◆ **Stated problem**
Quote every line of the data below as it stands, omitting pictures.
########################################
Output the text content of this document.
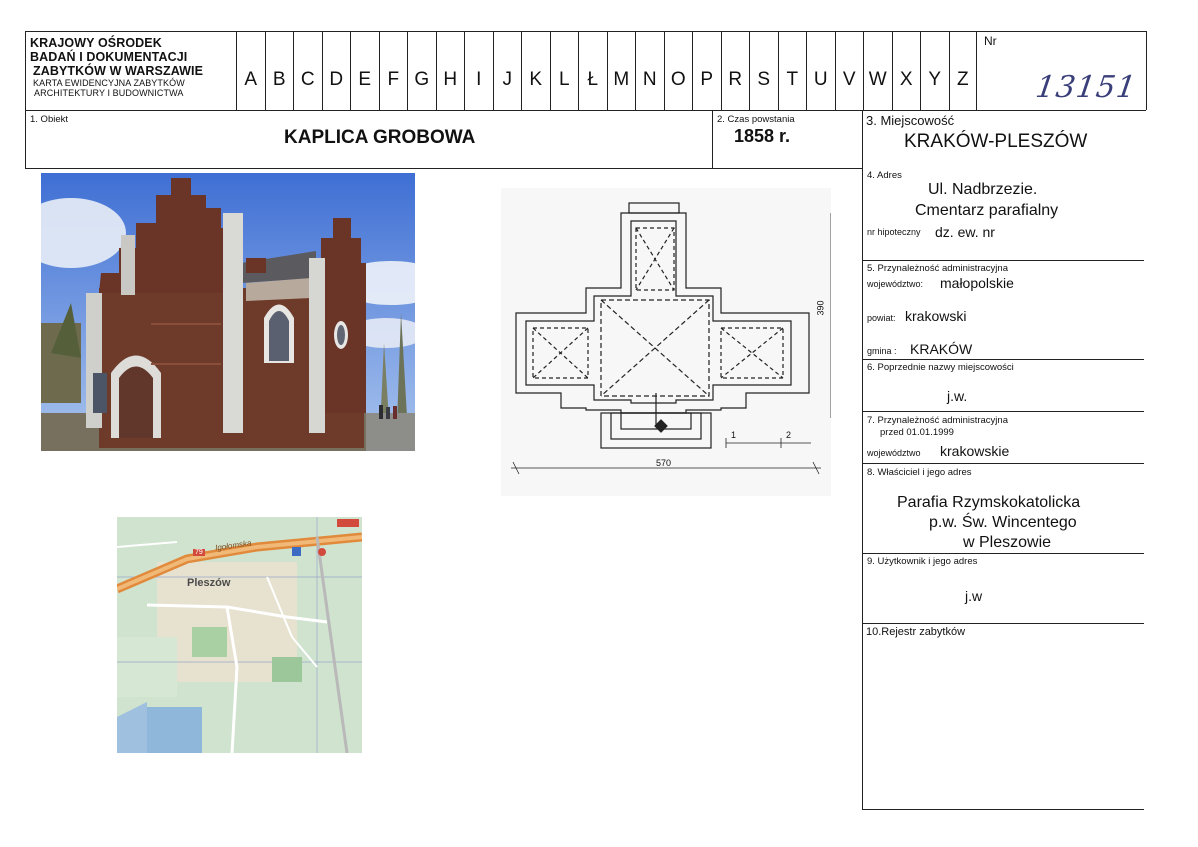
KRAJOWY OŚRODEK
BADAŃ I DOKUMENTACJI
ZABYTKÓW W WARSZAWIE
KARTA EWIDENCYJNA ZABYTKÓW
ARCHITEKTURY I BUDOWNICTWA
A B C D E F G H	I	J K L Ł M N O P R S T U V W X Y Z
Nr
13151
1. Obiekt
KAPLICA GROBOWA
2. Czas powstania
1858 r.
3. Miejscowość
KRAKÓW-PLESZÓW
4. Adres
Ul. Nadbrzezie.
Cmentarz parafialny
nr hipoteczny dz. ew. nr
5. Przynależność administracyjna
województwo: małopolskie
powiat: krakowski
gmina : KRAKÓW
6. Poprzednie nazwy miejscowości
j.w.
7. Przynależność administracyjna
przed 01.01.1999
województwo krakowskie
8. Właściciel i jego adres
Parafia Rzymskokatolicka
p.w. Św. Wincentego
w Pleszowie
9. Użytkownik i jego adres
j.w
10.Rejestr zabytków
570
390
1	2
Pleszów
Igołomska
79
########################################
◆ **Right answer**
Output the text content of this document.
KRAJOWY OŚRODEK
BADAŃ I DOKUMENTACJI
ZABYTKÓW W WARSZAWIE
KARTA EWIDENCYJNA ZABYTKÓW
ARCHITEKTURY I BUDOWNICTWA
A B C D E F G H	I	J K L Ł M N O P R S T U V W X Y Z
Nr
13151
1. Obiekt
KAPLICA GROBOWA
2. Czas powstania
1858 r.
3. Miejscowość
KRAKÓW-PLESZÓW
4. Adres
Ul. Nadbrzezie.
Cmentarz parafialny
nr hipoteczny dz. ew. nr
5. Przynależność administracyjna
województwo: małopolskie
powiat: krakowski
gmina : KRAKÓW
6. Poprzednie nazwy miejscowości
j.w.
7. Przynależność administracyjna
przed 01.01.1999
województwo krakowskie
8. Właściciel i jego adres
Parafia Rzymskokatolicka
p.w. Św. Wincentego
w Pleszowie
9. Użytkownik i jego adres
j.w
10.Rejestr zabytków
570
390
1	2
Pleszów
Igołomska
79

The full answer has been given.